● Task statement
Each entry below should be reproduced character for character.

● Records from a dataset
• • • • • • •
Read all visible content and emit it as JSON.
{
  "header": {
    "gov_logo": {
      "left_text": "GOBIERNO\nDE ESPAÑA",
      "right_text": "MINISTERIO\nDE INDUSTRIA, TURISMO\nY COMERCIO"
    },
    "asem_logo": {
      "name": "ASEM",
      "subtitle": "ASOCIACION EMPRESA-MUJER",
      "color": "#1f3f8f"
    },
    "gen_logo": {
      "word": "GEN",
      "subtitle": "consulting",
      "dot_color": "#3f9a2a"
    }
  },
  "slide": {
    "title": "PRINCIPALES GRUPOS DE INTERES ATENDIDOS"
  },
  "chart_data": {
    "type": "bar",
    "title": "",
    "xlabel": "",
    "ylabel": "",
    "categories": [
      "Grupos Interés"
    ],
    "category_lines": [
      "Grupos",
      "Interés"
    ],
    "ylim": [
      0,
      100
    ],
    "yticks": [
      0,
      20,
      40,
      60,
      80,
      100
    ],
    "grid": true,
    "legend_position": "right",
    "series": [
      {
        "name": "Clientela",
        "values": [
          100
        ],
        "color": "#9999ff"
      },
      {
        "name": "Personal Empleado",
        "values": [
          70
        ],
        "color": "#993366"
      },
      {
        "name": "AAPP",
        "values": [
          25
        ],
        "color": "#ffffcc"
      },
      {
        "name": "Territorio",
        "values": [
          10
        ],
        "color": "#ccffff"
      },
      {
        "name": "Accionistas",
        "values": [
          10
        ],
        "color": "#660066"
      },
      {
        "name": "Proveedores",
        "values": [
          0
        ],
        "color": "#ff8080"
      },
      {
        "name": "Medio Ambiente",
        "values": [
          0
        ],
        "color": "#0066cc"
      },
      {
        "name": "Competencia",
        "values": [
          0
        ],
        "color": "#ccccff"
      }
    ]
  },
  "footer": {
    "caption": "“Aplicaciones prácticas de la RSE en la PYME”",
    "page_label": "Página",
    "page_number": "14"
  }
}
• • • • • • •
● Answer to this problem
Read all visible content and emit it as JSON.
{
  "header": {
    "gov_logo": {
      "left_text": "GOBIERNO\nDE ESPAÑA",
      "right_text": "MINISTERIO\nDE INDUSTRIA, TURISMO\nY COMERCIO"
    },
    "asem_logo": {
      "name": "ASEM",
      "subtitle": "ASOCIACION EMPRESA-MUJER",
      "color": "#1f3f8f"
    },
    "gen_logo": {
      "word": "GEN",
      "subtitle": "consulting",
      "dot_color": "#3f9a2a"
    }
  },
  "slide": {
    "title": "PRINCIPALES GRUPOS DE INTERES ATENDIDOS"
  },
  "chart_data": {
    "type": "bar",
    "title": "",
    "xlabel": "",
    "ylabel": "",
    "categories": [
      "Grupos Interés"
    ],
    "category_lines": [
      "Grupos",
      "Interés"
    ],
    "ylim": [
      0,
      100
    ],
    "yticks": [
      0,
      20,
      40,
      60,
      80,
      100
    ],
    "grid": true,
    "legend_position": "right",
    "series": [
      {
        "name": "Clientela",
        "values": [
          100
        ],
        "color": "#9999ff"
      },
      {
        "name": "Personal Empleado",
        "values": [
          70
        ],
        "color": "#993366"
      },
      {
        "name": "AAPP",
        "values": [
          25
        ],
        "color": "#ffffcc"
      },
      {
        "name": "Territorio",
        "values": [
          10
        ],
        "color": "#ccffff"
      },
      {
        "name": "Accionistas",
        "values": [
          10
        ],
        "color": "#660066"
      },
      {
        "name": "Proveedores",
        "values": [
          0
        ],
        "color": "#ff8080"
      },
      {
        "name": "Medio Ambiente",
        "values": [
          0
        ],
        "color": "#0066cc"
      },
      {
        "name": "Competencia",
        "values": [
          0
        ],
        "color": "#ccccff"
      }
    ]
  },
  "footer": {
    "caption": "“Aplicaciones prácticas de la RSE en la PYME”",
    "page_label": "Página",
    "page_number": "14"
  }
}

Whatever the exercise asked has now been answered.